__EXERCISE REQUIREMENTS__
Give all the lines below again, exactly, with no pictures.

__RECORDS FOR THIS EXERCISE__
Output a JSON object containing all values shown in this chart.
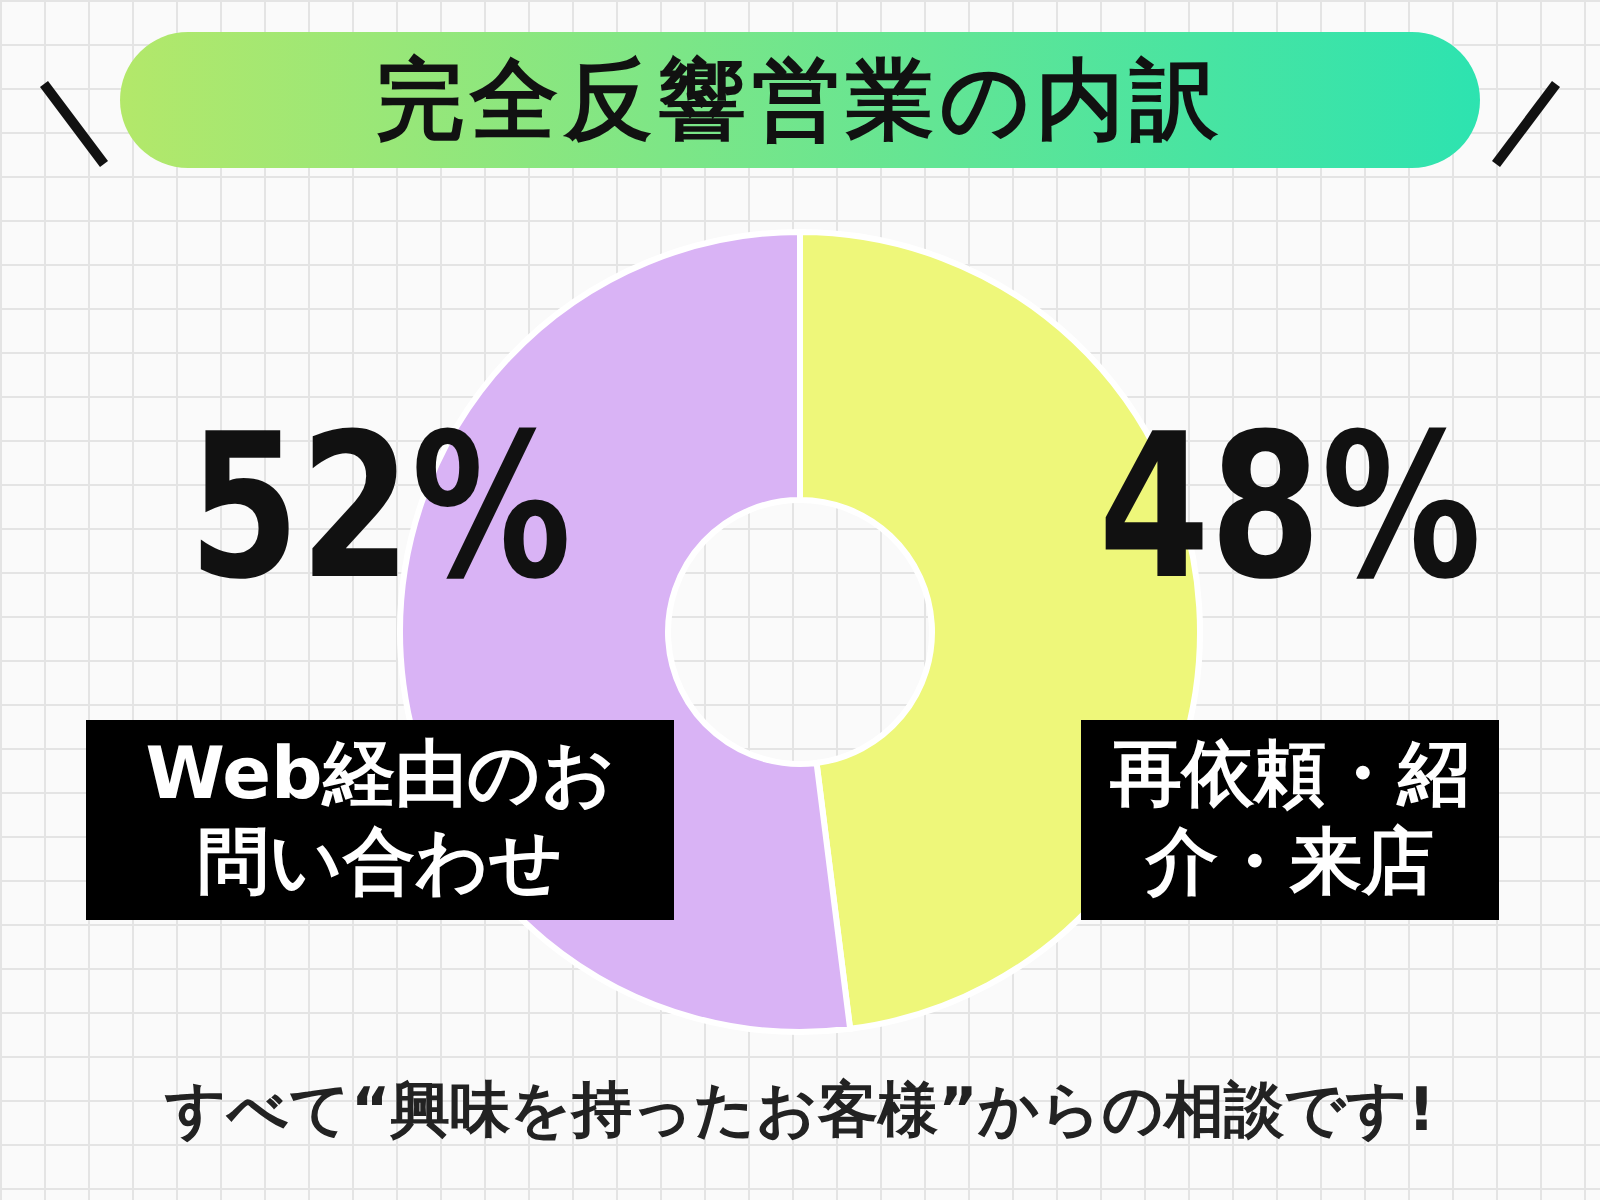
{
  "chart_data": {
    "type": "donut",
    "title": "完全反響営業の内訳",
    "categories": [
      "再依頼・紹介・来店",
      "Web経由のお問い合わせ"
    ],
    "values": [
      48,
      52
    ],
    "colors": [
      "#eef77a",
      "#d9b3f5"
    ],
    "value_labels": [
      "48%",
      "52%"
    ],
    "annotations": [
      "すべて“興味を持ったお客様”からの相談です!"
    ]
  }
}
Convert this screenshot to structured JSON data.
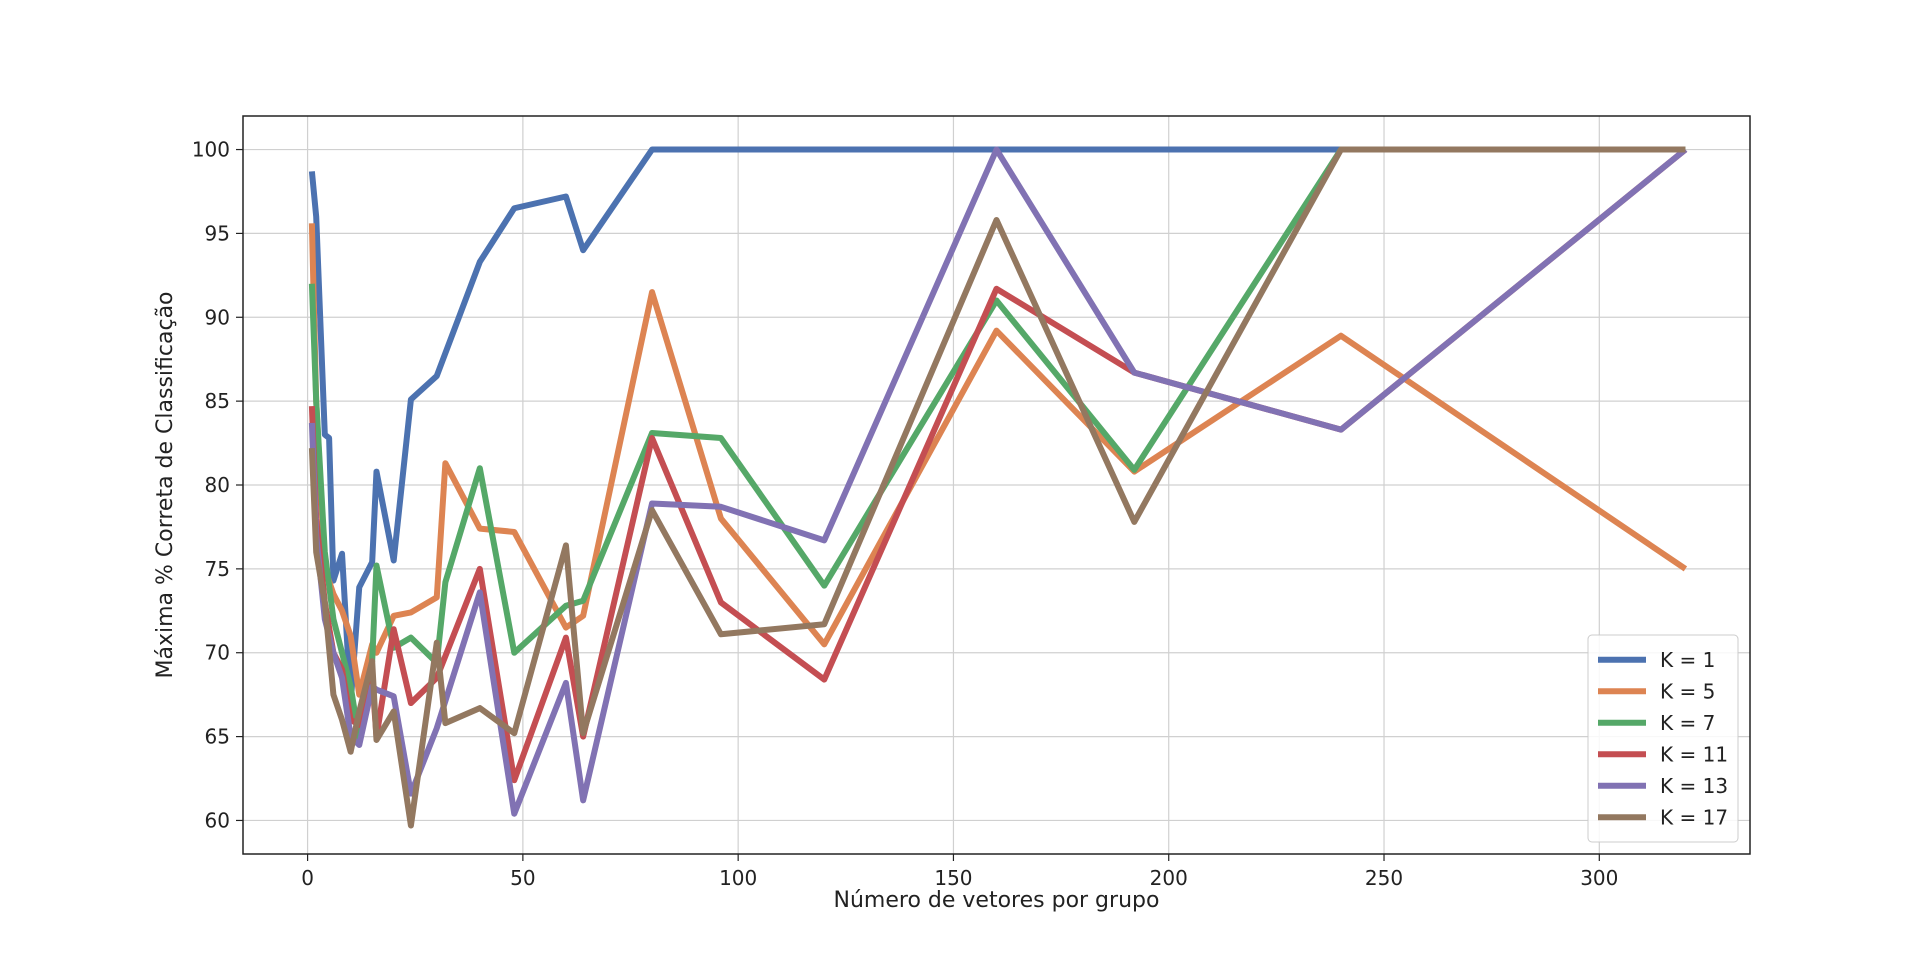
{
  "chart_data": {
    "type": "line",
    "title": "",
    "xlabel": "Número de vetores por grupo",
    "ylabel": "Máxima % Correta de Classificação",
    "xlim": [
      -15,
      335
    ],
    "ylim": [
      58,
      102
    ],
    "xticks": [
      0,
      50,
      100,
      150,
      200,
      250,
      300
    ],
    "yticks": [
      60,
      65,
      70,
      75,
      80,
      85,
      90,
      95,
      100
    ],
    "grid": true,
    "legend_position": "lower-right",
    "series": [
      {
        "name": "K = 1",
        "color": "#4c72b0",
        "points": [
          [
            1,
            98.7
          ],
          [
            2,
            96
          ],
          [
            4,
            83
          ],
          [
            5,
            82.8
          ],
          [
            6,
            74.3
          ],
          [
            8,
            75.9
          ],
          [
            10,
            67
          ],
          [
            12,
            73.9
          ],
          [
            15,
            75.4
          ],
          [
            16,
            80.8
          ],
          [
            20,
            75.5
          ],
          [
            24,
            85.1
          ],
          [
            30,
            86.5
          ],
          [
            40,
            93.3
          ],
          [
            48,
            96.5
          ],
          [
            60,
            97.2
          ],
          [
            64,
            94
          ],
          [
            80,
            100
          ],
          [
            96,
            100
          ],
          [
            120,
            100
          ],
          [
            160,
            100
          ],
          [
            192,
            100
          ],
          [
            240,
            100
          ],
          [
            320,
            100
          ]
        ]
      },
      {
        "name": "K = 5",
        "color": "#dd8452",
        "points": [
          [
            1,
            95.6
          ],
          [
            2,
            85
          ],
          [
            4,
            75
          ],
          [
            6,
            73.5
          ],
          [
            8,
            72.5
          ],
          [
            10,
            71
          ],
          [
            12,
            67.5
          ],
          [
            15,
            70.5
          ],
          [
            16,
            70
          ],
          [
            20,
            72.2
          ],
          [
            24,
            72.4
          ],
          [
            30,
            73.3
          ],
          [
            32,
            81.3
          ],
          [
            40,
            77.4
          ],
          [
            48,
            77.2
          ],
          [
            60,
            71.5
          ],
          [
            64,
            72.2
          ],
          [
            80,
            91.5
          ],
          [
            96,
            78
          ],
          [
            120,
            70.5
          ],
          [
            160,
            89.2
          ],
          [
            192,
            80.8
          ],
          [
            240,
            88.9
          ],
          [
            320,
            75
          ]
        ]
      },
      {
        "name": "K = 7",
        "color": "#55a868",
        "points": [
          [
            1,
            92
          ],
          [
            2,
            85
          ],
          [
            4,
            76
          ],
          [
            6,
            72
          ],
          [
            8,
            70
          ],
          [
            10,
            68
          ],
          [
            12,
            64.8
          ],
          [
            15,
            69.5
          ],
          [
            16,
            75.2
          ],
          [
            20,
            70.3
          ],
          [
            24,
            70.9
          ],
          [
            30,
            69.4
          ],
          [
            32,
            74.2
          ],
          [
            40,
            81
          ],
          [
            48,
            70
          ],
          [
            60,
            72.8
          ],
          [
            64,
            73.1
          ],
          [
            80,
            83.1
          ],
          [
            96,
            82.8
          ],
          [
            120,
            74
          ],
          [
            160,
            91
          ],
          [
            192,
            80.9
          ],
          [
            240,
            100
          ],
          [
            320,
            100
          ]
        ]
      },
      {
        "name": "K = 11",
        "color": "#c44e52",
        "points": [
          [
            1,
            84.7
          ],
          [
            2,
            78
          ],
          [
            4,
            73
          ],
          [
            6,
            70
          ],
          [
            8,
            69
          ],
          [
            10,
            66
          ],
          [
            12,
            65.7
          ],
          [
            15,
            68.5
          ],
          [
            16,
            65
          ],
          [
            20,
            71.4
          ],
          [
            24,
            67
          ],
          [
            30,
            68.5
          ],
          [
            40,
            75
          ],
          [
            48,
            62.4
          ],
          [
            60,
            70.9
          ],
          [
            64,
            65
          ],
          [
            80,
            82.8
          ],
          [
            96,
            73
          ],
          [
            120,
            68.4
          ],
          [
            160,
            91.7
          ],
          [
            192,
            86.7
          ],
          [
            240,
            83.3
          ],
          [
            320,
            100
          ]
        ]
      },
      {
        "name": "K = 13",
        "color": "#8172b3",
        "points": [
          [
            1,
            83.7
          ],
          [
            2,
            77
          ],
          [
            4,
            72
          ],
          [
            6,
            70
          ],
          [
            8,
            68.5
          ],
          [
            10,
            65
          ],
          [
            12,
            64.5
          ],
          [
            15,
            68
          ],
          [
            16,
            67.8
          ],
          [
            20,
            67.4
          ],
          [
            24,
            61.6
          ],
          [
            30,
            65.5
          ],
          [
            40,
            73.6
          ],
          [
            48,
            60.4
          ],
          [
            60,
            68.2
          ],
          [
            64,
            61.2
          ],
          [
            80,
            78.9
          ],
          [
            96,
            78.7
          ],
          [
            120,
            76.7
          ],
          [
            160,
            100
          ],
          [
            192,
            86.7
          ],
          [
            240,
            83.3
          ],
          [
            320,
            100
          ]
        ]
      },
      {
        "name": "K = 17",
        "color": "#937860",
        "points": [
          [
            1,
            82.2
          ],
          [
            2,
            76
          ],
          [
            4,
            73
          ],
          [
            6,
            67.5
          ],
          [
            8,
            66
          ],
          [
            10,
            64.1
          ],
          [
            12,
            66.5
          ],
          [
            15,
            69.5
          ],
          [
            16,
            64.8
          ],
          [
            20,
            66.5
          ],
          [
            24,
            59.7
          ],
          [
            30,
            70.6
          ],
          [
            32,
            65.8
          ],
          [
            40,
            66.7
          ],
          [
            48,
            65.2
          ],
          [
            60,
            76.4
          ],
          [
            64,
            65.2
          ],
          [
            80,
            78.5
          ],
          [
            96,
            71.1
          ],
          [
            120,
            71.7
          ],
          [
            160,
            95.8
          ],
          [
            192,
            77.8
          ],
          [
            240,
            100
          ],
          [
            320,
            100
          ]
        ]
      }
    ]
  }
}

__FINISHED ANSWER__
Output a JSON object containing all values shown in this chart.
{
  "chart_data": {
    "type": "donut",
    "title": "完全反響営業の内訳",
    "categories": [
      "再依頼・紹介・来店",
      "Web経由のお問い合わせ"
    ],
    "values": [
      48,
      52
    ],
    "colors": [
      "#eef77a",
      "#d9b3f5"
    ],
    "value_labels": [
      "48%",
      "52%"
    ],
    "annotations": [
      "すべて“興味を持ったお客様”からの相談です!"
    ]
  }
}
Convert this screenshot to structured JSON data.
{
  "chart_data": {
    "type": "line",
    "title": "",
    "xlabel": "Número de vetores por grupo",
    "ylabel": "Máxima % Correta de Classificação",
    "xlim": [
      -15,
      335
    ],
    "ylim": [
      58,
      102
    ],
    "xticks": [
      0,
      50,
      100,
      150,
      200,
      250,
      300
    ],
    "yticks": [
      60,
      65,
      70,
      75,
      80,
      85,
      90,
      95,
      100
    ],
    "grid": true,
    "legend_position": "lower-right",
    "series": [
      {
        "name": "K = 1",
        "color": "#4c72b0",
        "points": [
          [
            1,
            98.7
          ],
          [
            2,
            96
          ],
          [
            4,
            83
          ],
          [
            5,
            82.8
          ],
          [
            6,
            74.3
          ],
          [
            8,
            75.9
          ],
          [
            10,
            67
          ],
          [
            12,
            73.9
          ],
          [
            15,
            75.4
          ],
          [
            16,
            80.8
          ],
          [
            20,
            75.5
          ],
          [
            24,
            85.1
          ],
          [
            30,
            86.5
          ],
          [
            40,
            93.3
          ],
          [
            48,
            96.5
          ],
          [
            60,
            97.2
          ],
          [
            64,
            94
          ],
          [
            80,
            100
          ],
          [
            96,
            100
          ],
          [
            120,
            100
          ],
          [
            160,
            100
          ],
          [
            192,
            100
          ],
          [
            240,
            100
          ],
          [
            320,
            100
          ]
        ]
      },
      {
        "name": "K = 5",
        "color": "#dd8452",
        "points": [
          [
            1,
            95.6
          ],
          [
            2,
            85
          ],
          [
            4,
            75
          ],
          [
            6,
            73.5
          ],
          [
            8,
            72.5
          ],
          [
            10,
            71
          ],
          [
            12,
            67.5
          ],
          [
            15,
            70.5
          ],
          [
            16,
            70
          ],
          [
            20,
            72.2
          ],
          [
            24,
            72.4
          ],
          [
            30,
            73.3
          ],
          [
            32,
            81.3
          ],
          [
            40,
            77.4
          ],
          [
            48,
            77.2
          ],
          [
            60,
            71.5
          ],
          [
            64,
            72.2
          ],
          [
            80,
            91.5
          ],
          [
            96,
            78
          ],
          [
            120,
            70.5
          ],
          [
            160,
            89.2
          ],
          [
            192,
            80.8
          ],
          [
            240,
            88.9
          ],
          [
            320,
            75
          ]
        ]
      },
      {
        "name": "K = 7",
        "color": "#55a868",
        "points": [
          [
            1,
            92
          ],
          [
            2,
            85
          ],
          [
            4,
            76
          ],
          [
            6,
            72
          ],
          [
            8,
            70
          ],
          [
            10,
            68
          ],
          [
            12,
            64.8
          ],
          [
            15,
            69.5
          ],
          [
            16,
            75.2
          ],
          [
            20,
            70.3
          ],
          [
            24,
            70.9
          ],
          [
            30,
            69.4
          ],
          [
            32,
            74.2
          ],
          [
            40,
            81
          ],
          [
            48,
            70
          ],
          [
            60,
            72.8
          ],
          [
            64,
            73.1
          ],
          [
            80,
            83.1
          ],
          [
            96,
            82.8
          ],
          [
            120,
            74
          ],
          [
            160,
            91
          ],
          [
            192,
            80.9
          ],
          [
            240,
            100
          ],
          [
            320,
            100
          ]
        ]
      },
      {
        "name": "K = 11",
        "color": "#c44e52",
        "points": [
          [
            1,
            84.7
          ],
          [
            2,
            78
          ],
          [
            4,
            73
          ],
          [
            6,
            70
          ],
          [
            8,
            69
          ],
          [
            10,
            66
          ],
          [
            12,
            65.7
          ],
          [
            15,
            68.5
          ],
          [
            16,
            65
          ],
          [
            20,
            71.4
          ],
          [
            24,
            67
          ],
          [
            30,
            68.5
          ],
          [
            40,
            75
          ],
          [
            48,
            62.4
          ],
          [
            60,
            70.9
          ],
          [
            64,
            65
          ],
          [
            80,
            82.8
          ],
          [
            96,
            73
          ],
          [
            120,
            68.4
          ],
          [
            160,
            91.7
          ],
          [
            192,
            86.7
          ],
          [
            240,
            83.3
          ],
          [
            320,
            100
          ]
        ]
      },
      {
        "name": "K = 13",
        "color": "#8172b3",
        "points": [
          [
            1,
            83.7
          ],
          [
            2,
            77
          ],
          [
            4,
            72
          ],
          [
            6,
            70
          ],
          [
            8,
            68.5
          ],
          [
            10,
            65
          ],
          [
            12,
            64.5
          ],
          [
            15,
            68
          ],
          [
            16,
            67.8
          ],
          [
            20,
            67.4
          ],
          [
            24,
            61.6
          ],
          [
            30,
            65.5
          ],
          [
            40,
            73.6
          ],
          [
            48,
            60.4
          ],
          [
            60,
            68.2
          ],
          [
            64,
            61.2
          ],
          [
            80,
            78.9
          ],
          [
            96,
            78.7
          ],
          [
            120,
            76.7
          ],
          [
            160,
            100
          ],
          [
            192,
            86.7
          ],
          [
            240,
            83.3
          ],
          [
            320,
            100
          ]
        ]
      },
      {
        "name": "K = 17",
        "color": "#937860",
        "points": [
          [
            1,
            82.2
          ],
          [
            2,
            76
          ],
          [
            4,
            73
          ],
          [
            6,
            67.5
          ],
          [
            8,
            66
          ],
          [
            10,
            64.1
          ],
          [
            12,
            66.5
          ],
          [
            15,
            69.5
          ],
          [
            16,
            64.8
          ],
          [
            20,
            66.5
          ],
          [
            24,
            59.7
          ],
          [
            30,
            70.6
          ],
          [
            32,
            65.8
          ],
          [
            40,
            66.7
          ],
          [
            48,
            65.2
          ],
          [
            60,
            76.4
          ],
          [
            64,
            65.2
          ],
          [
            80,
            78.5
          ],
          [
            96,
            71.1
          ],
          [
            120,
            71.7
          ],
          [
            160,
            95.8
          ],
          [
            192,
            77.8
          ],
          [
            240,
            100
          ],
          [
            320,
            100
          ]
        ]
      }
    ]
  }
}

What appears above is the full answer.